[start DATA SUPPLIED]

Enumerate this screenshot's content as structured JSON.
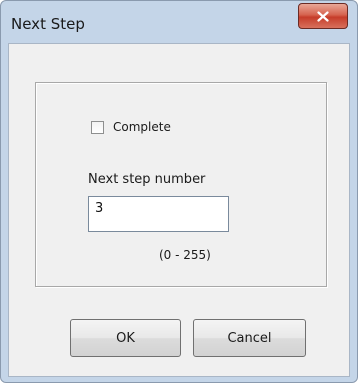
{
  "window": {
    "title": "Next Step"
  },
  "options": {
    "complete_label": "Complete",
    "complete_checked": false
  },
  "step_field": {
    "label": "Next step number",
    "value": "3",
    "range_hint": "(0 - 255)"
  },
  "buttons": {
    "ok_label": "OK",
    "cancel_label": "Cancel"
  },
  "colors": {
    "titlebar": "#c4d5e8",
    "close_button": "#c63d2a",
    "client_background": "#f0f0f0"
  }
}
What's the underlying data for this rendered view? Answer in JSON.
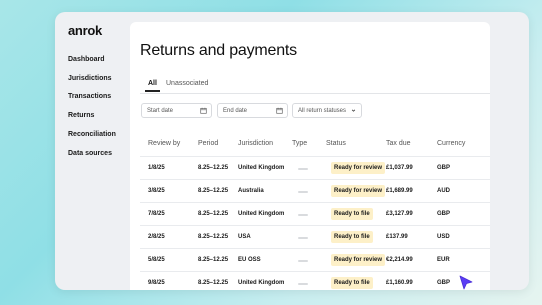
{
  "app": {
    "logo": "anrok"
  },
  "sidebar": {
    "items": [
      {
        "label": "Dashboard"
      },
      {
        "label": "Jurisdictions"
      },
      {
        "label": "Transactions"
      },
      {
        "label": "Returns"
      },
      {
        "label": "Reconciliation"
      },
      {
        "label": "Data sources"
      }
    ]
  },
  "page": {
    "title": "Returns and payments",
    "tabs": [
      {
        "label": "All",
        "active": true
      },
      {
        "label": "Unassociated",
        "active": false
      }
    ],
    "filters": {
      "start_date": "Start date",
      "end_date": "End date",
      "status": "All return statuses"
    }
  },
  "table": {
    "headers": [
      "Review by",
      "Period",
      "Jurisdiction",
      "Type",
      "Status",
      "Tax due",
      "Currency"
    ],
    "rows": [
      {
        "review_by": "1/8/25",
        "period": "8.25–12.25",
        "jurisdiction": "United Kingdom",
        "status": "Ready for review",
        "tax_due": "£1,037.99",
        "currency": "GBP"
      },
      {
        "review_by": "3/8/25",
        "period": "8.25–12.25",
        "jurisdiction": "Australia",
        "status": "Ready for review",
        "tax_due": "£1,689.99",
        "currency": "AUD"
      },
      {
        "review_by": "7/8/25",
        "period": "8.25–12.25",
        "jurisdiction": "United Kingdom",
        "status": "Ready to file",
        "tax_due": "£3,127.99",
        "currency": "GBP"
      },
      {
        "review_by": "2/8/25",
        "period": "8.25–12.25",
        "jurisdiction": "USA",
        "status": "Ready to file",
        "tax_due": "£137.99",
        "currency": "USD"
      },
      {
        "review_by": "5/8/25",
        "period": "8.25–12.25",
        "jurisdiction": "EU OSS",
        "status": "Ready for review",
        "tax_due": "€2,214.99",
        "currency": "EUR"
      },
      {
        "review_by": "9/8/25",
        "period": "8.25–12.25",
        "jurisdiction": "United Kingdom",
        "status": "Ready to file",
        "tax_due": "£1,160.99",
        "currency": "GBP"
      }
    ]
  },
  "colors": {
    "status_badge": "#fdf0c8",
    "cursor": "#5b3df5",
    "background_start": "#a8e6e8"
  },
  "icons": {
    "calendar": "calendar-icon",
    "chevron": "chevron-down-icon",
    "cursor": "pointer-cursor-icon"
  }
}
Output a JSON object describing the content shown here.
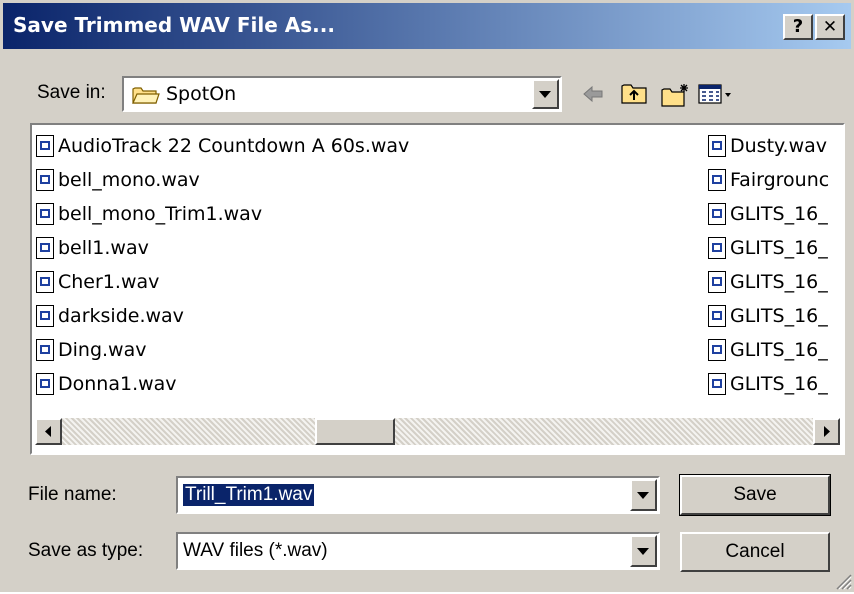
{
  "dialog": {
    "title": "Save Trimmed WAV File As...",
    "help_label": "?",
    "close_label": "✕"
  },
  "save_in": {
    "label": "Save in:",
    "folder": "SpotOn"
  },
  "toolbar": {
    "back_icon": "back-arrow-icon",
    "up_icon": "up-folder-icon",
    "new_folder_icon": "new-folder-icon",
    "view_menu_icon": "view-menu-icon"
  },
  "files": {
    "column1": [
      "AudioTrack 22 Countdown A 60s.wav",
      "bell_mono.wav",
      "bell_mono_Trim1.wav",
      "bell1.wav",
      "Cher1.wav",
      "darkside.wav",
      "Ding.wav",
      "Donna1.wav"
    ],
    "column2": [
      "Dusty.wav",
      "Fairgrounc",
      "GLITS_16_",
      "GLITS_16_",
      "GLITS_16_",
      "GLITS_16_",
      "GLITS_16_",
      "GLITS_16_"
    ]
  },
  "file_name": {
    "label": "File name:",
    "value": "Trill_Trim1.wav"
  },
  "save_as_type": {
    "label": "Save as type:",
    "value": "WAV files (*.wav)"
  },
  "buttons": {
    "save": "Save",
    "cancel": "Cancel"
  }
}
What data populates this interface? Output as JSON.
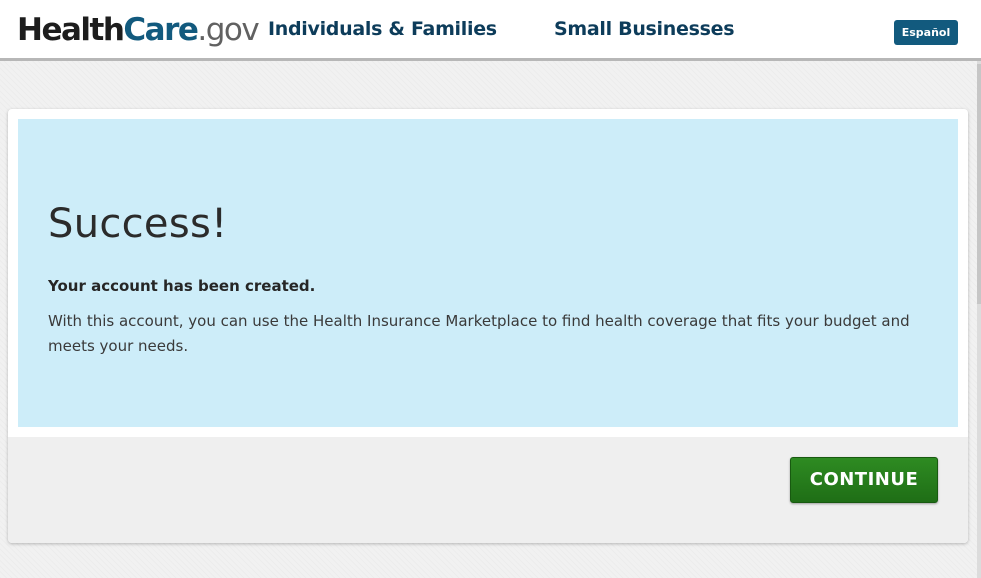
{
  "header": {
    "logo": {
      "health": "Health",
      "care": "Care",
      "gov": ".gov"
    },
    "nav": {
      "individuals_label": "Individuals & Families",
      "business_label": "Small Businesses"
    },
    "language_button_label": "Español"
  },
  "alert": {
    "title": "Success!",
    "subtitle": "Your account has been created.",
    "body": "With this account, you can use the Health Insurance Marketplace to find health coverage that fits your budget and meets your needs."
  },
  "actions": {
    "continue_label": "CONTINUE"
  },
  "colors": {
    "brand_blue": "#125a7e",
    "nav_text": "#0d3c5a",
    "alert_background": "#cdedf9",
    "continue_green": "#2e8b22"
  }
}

[end DATA SUPPLIED]

**EXERCISE BRIEF:**
Nothing in the entries above should change when they are printed again, except that the pictures are dropped.

**THE SOLUTION:**
Enumerate this screenshot's content as structured JSON.
{
  "window": {
    "title": "Next Step"
  },
  "options": {
    "complete_label": "Complete",
    "complete_checked": false
  },
  "step_field": {
    "label": "Next step number",
    "value": "3",
    "range_hint": "(0 - 255)"
  },
  "buttons": {
    "ok_label": "OK",
    "cancel_label": "Cancel"
  },
  "colors": {
    "titlebar": "#c4d5e8",
    "close_button": "#c63d2a",
    "client_background": "#f0f0f0"
  }
}
What's the underlying data for this rendered view? Answer in JSON.
{
  "app": {
    "logo": "anrok"
  },
  "sidebar": {
    "items": [
      {
        "label": "Dashboard"
      },
      {
        "label": "Jurisdictions"
      },
      {
        "label": "Transactions"
      },
      {
        "label": "Returns"
      },
      {
        "label": "Reconciliation"
      },
      {
        "label": "Data sources"
      }
    ]
  },
  "page": {
    "title": "Returns and payments",
    "tabs": [
      {
        "label": "All",
        "active": true
      },
      {
        "label": "Unassociated",
        "active": false
      }
    ],
    "filters": {
      "start_date": "Start date",
      "end_date": "End date",
      "status": "All return statuses"
    }
  },
  "table": {
    "headers": [
      "Review by",
      "Period",
      "Jurisdiction",
      "Type",
      "Status",
      "Tax due",
      "Currency"
    ],
    "rows": [
      {
        "review_by": "1/8/25",
        "period": "8.25–12.25",
        "jurisdiction": "United Kingdom",
        "status": "Ready for review",
        "tax_due": "£1,037.99",
        "currency": "GBP"
      },
      {
        "review_by": "3/8/25",
        "period": "8.25–12.25",
        "jurisdiction": "Australia",
        "status": "Ready for review",
        "tax_due": "£1,689.99",
        "currency": "AUD"
      },
      {
        "review_by": "7/8/25",
        "period": "8.25–12.25",
        "jurisdiction": "United Kingdom",
        "status": "Ready to file",
        "tax_due": "£3,127.99",
        "currency": "GBP"
      },
      {
        "review_by": "2/8/25",
        "period": "8.25–12.25",
        "jurisdiction": "USA",
        "status": "Ready to file",
        "tax_due": "£137.99",
        "currency": "USD"
      },
      {
        "review_by": "5/8/25",
        "period": "8.25–12.25",
        "jurisdiction": "EU OSS",
        "status": "Ready for review",
        "tax_due": "€2,214.99",
        "currency": "EUR"
      },
      {
        "review_by": "9/8/25",
        "period": "8.25–12.25",
        "jurisdiction": "United Kingdom",
        "status": "Ready to file",
        "tax_due": "£1,160.99",
        "currency": "GBP"
      }
    ]
  },
  "colors": {
    "status_badge": "#fdf0c8",
    "cursor": "#5b3df5",
    "background_start": "#a8e6e8"
  },
  "icons": {
    "calendar": "calendar-icon",
    "chevron": "chevron-down-icon",
    "cursor": "pointer-cursor-icon"
  }
}
Output a JSON object describing the content shown here.
{
  "dialog": {
    "title": "Save Trimmed WAV File As...",
    "help_label": "?",
    "close_label": "✕"
  },
  "save_in": {
    "label": "Save in:",
    "folder": "SpotOn"
  },
  "toolbar": {
    "back_icon": "back-arrow-icon",
    "up_icon": "up-folder-icon",
    "new_folder_icon": "new-folder-icon",
    "view_menu_icon": "view-menu-icon"
  },
  "files": {
    "column1": [
      "AudioTrack 22 Countdown A 60s.wav",
      "bell_mono.wav",
      "bell_mono_Trim1.wav",
      "bell1.wav",
      "Cher1.wav",
      "darkside.wav",
      "Ding.wav",
      "Donna1.wav"
    ],
    "column2": [
      "Dusty.wav",
      "Fairgrounc",
      "GLITS_16_",
      "GLITS_16_",
      "GLITS_16_",
      "GLITS_16_",
      "GLITS_16_",
      "GLITS_16_"
    ]
  },
  "file_name": {
    "label": "File name:",
    "value": "Trill_Trim1.wav"
  },
  "save_as_type": {
    "label": "Save as type:",
    "value": "WAV files (*.wav)"
  },
  "buttons": {
    "save": "Save",
    "cancel": "Cancel"
  }
}
What data populates this interface? Output as JSON.
{
  "header": {
    "logo": {
      "health": "Health",
      "care": "Care",
      "gov": ".gov"
    },
    "nav": {
      "individuals_label": "Individuals & Families",
      "business_label": "Small Businesses"
    },
    "language_button_label": "Español"
  },
  "alert": {
    "title": "Success!",
    "subtitle": "Your account has been created.",
    "body": "With this account, you can use the Health Insurance Marketplace to find health coverage that fits your budget and meets your needs."
  },
  "actions": {
    "continue_label": "CONTINUE"
  },
  "colors": {
    "brand_blue": "#125a7e",
    "nav_text": "#0d3c5a",
    "alert_background": "#cdedf9",
    "continue_green": "#2e8b22"
  }
}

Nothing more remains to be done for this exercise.